> [Work task] Repeat back the entries that follow, keeping every word as it is.

> [Records shown]
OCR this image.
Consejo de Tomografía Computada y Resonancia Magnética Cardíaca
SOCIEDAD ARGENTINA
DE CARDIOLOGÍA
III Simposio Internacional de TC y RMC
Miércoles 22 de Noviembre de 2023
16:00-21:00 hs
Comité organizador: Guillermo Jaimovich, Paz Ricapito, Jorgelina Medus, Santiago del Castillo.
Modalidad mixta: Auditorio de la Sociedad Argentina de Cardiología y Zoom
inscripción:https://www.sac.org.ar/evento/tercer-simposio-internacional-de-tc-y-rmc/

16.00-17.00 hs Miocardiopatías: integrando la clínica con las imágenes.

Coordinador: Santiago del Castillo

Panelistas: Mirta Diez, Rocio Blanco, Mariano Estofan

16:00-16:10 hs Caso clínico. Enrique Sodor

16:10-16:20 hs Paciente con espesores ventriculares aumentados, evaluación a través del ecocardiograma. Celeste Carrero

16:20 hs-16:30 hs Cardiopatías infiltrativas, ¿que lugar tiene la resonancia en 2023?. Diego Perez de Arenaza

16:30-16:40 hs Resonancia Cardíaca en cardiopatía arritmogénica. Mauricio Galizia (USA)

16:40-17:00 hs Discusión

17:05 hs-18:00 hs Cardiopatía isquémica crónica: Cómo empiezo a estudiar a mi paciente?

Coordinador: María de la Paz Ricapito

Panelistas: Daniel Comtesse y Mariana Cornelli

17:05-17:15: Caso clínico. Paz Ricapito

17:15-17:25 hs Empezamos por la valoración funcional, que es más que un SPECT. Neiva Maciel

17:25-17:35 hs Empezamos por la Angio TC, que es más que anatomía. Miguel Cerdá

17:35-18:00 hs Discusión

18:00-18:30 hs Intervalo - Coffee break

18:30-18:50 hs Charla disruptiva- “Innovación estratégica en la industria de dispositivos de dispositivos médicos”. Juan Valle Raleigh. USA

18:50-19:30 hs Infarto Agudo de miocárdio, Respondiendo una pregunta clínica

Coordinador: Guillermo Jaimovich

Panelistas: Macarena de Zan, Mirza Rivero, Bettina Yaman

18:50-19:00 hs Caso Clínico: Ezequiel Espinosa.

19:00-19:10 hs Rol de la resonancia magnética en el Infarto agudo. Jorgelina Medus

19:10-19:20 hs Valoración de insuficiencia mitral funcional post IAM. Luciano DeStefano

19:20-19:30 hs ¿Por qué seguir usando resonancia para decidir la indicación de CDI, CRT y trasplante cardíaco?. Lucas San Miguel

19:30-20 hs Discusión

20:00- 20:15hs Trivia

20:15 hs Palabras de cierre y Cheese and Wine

> [Exercise solution]
OCR this image.
Consejo de Tomografía Computada y Resonancia Magnética Cardíaca
SOCIEDAD ARGENTINA
DE CARDIOLOGÍA
III Simposio Internacional de TC y RMC
Miércoles 22 de Noviembre de 2023
16:00-21:00 hs
Comité organizador: Guillermo Jaimovich, Paz Ricapito, Jorgelina Medus, Santiago del Castillo.
Modalidad mixta: Auditorio de la Sociedad Argentina de Cardiología y Zoom
inscripción:https://www.sac.org.ar/evento/tercer-simposio-internacional-de-tc-y-rmc/

16.00-17.00 hs Miocardiopatías: integrando la clínica con las imágenes.

Coordinador: Santiago del Castillo

Panelistas: Mirta Diez, Rocio Blanco, Mariano Estofan

16:00-16:10 hs Caso clínico. Enrique Sodor

16:10-16:20 hs Paciente con espesores ventriculares aumentados, evaluación a través del ecocardiograma. Celeste Carrero

16:20 hs-16:30 hs Cardiopatías infiltrativas, ¿que lugar tiene la resonancia en 2023?. Diego Perez de Arenaza

16:30-16:40 hs Resonancia Cardíaca en cardiopatía arritmogénica. Mauricio Galizia (USA)

16:40-17:00 hs Discusión

17:05 hs-18:00 hs Cardiopatía isquémica crónica: Cómo empiezo a estudiar a mi paciente?

Coordinador: María de la Paz Ricapito

Panelistas: Daniel Comtesse y Mariana Cornelli

17:05-17:15: Caso clínico. Paz Ricapito

17:15-17:25 hs Empezamos por la valoración funcional, que es más que un SPECT. Neiva Maciel

17:25-17:35 hs Empezamos por la Angio TC, que es más que anatomía. Miguel Cerdá

17:35-18:00 hs Discusión

18:00-18:30 hs Intervalo - Coffee break

18:30-18:50 hs Charla disruptiva- “Innovación estratégica en la industria de dispositivos de dispositivos médicos”. Juan Valle Raleigh. USA

18:50-19:30 hs Infarto Agudo de miocárdio, Respondiendo una pregunta clínica

Coordinador: Guillermo Jaimovich

Panelistas: Macarena de Zan, Mirza Rivero, Bettina Yaman

18:50-19:00 hs Caso Clínico: Ezequiel Espinosa.

19:00-19:10 hs Rol de la resonancia magnética en el Infarto agudo. Jorgelina Medus

19:10-19:20 hs Valoración de insuficiencia mitral funcional post IAM. Luciano DeStefano

19:20-19:30 hs ¿Por qué seguir usando resonancia para decidir la indicación de CDI, CRT y trasplante cardíaco?. Lucas San Miguel

19:30-20 hs Discusión

20:00- 20:15hs Trivia

20:15 hs Palabras de cierre y Cheese and Wine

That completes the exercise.